■ What the task requires
Check every line below for the word "Calendar" and copy the ones that have it.
— start Material supplied —
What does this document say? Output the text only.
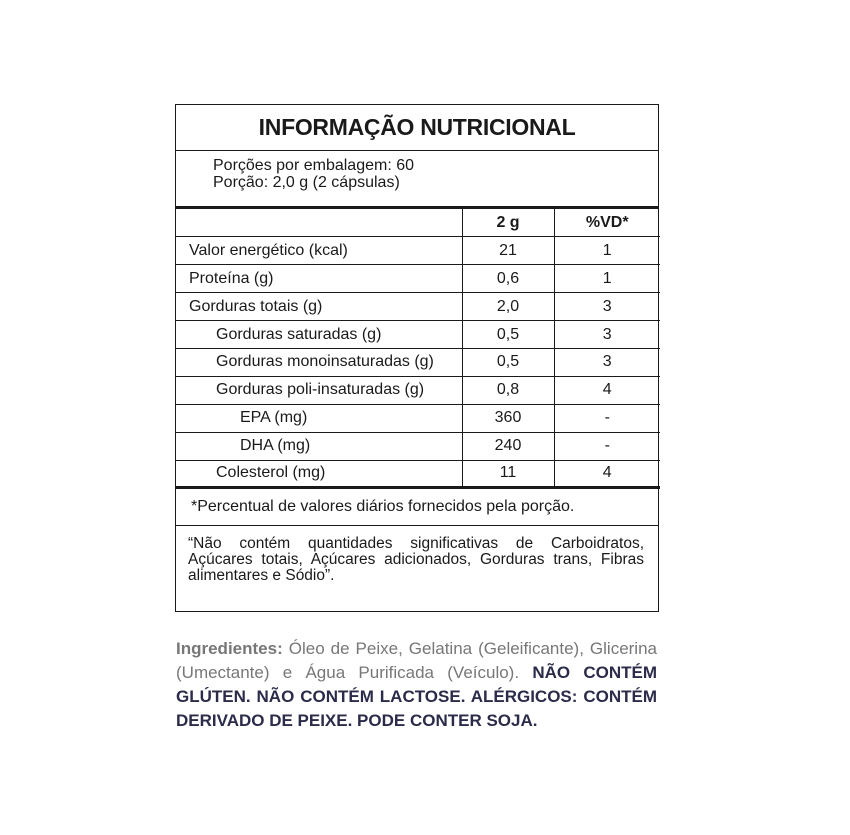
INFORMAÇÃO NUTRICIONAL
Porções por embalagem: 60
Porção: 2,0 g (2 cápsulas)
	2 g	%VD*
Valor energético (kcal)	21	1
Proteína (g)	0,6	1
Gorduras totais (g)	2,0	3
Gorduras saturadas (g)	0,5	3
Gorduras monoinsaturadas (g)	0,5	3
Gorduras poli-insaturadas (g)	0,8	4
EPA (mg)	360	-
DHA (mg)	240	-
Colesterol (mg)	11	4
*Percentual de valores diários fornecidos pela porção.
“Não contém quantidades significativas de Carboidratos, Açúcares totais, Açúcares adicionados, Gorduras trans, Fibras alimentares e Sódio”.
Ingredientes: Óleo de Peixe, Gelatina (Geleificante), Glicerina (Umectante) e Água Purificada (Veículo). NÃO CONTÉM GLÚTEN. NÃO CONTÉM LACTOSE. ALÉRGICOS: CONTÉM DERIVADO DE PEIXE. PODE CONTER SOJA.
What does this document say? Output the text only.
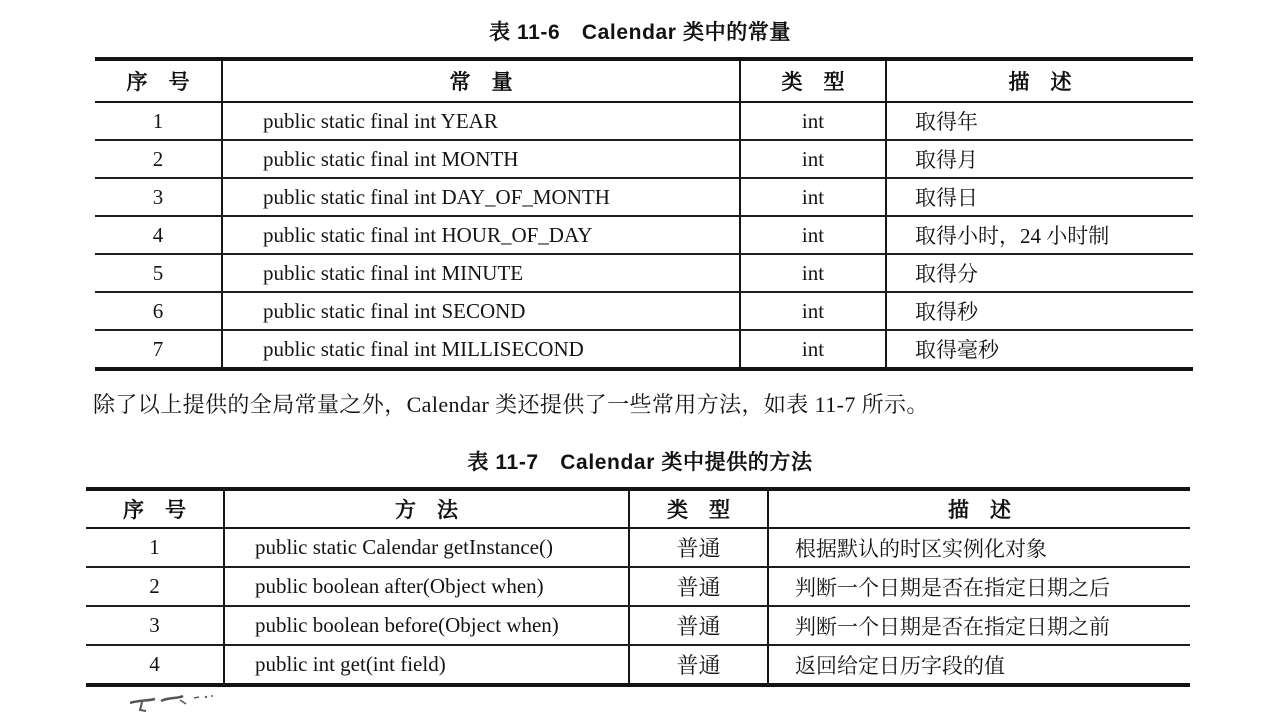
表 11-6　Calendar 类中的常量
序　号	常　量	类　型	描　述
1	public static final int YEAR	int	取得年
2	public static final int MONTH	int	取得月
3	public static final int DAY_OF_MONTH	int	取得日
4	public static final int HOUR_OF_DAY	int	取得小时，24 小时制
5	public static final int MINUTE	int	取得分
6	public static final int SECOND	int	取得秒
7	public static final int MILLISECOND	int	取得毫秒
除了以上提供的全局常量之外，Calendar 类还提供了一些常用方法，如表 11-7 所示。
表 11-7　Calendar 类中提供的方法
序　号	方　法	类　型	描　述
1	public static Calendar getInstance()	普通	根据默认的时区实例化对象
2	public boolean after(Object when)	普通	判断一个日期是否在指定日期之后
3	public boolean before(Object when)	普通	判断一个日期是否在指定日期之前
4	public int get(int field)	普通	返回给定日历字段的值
— end Material supplied —
■ Complete response
表 11-6　Calendar 类中的常量
除了以上提供的全局常量之外，Calendar 类还提供了一些常用方法，如表 11-7 所示。
表 11-7　Calendar 类中提供的方法
1	public static Calendar getInstance()	普通	根据默认的时区实例化对象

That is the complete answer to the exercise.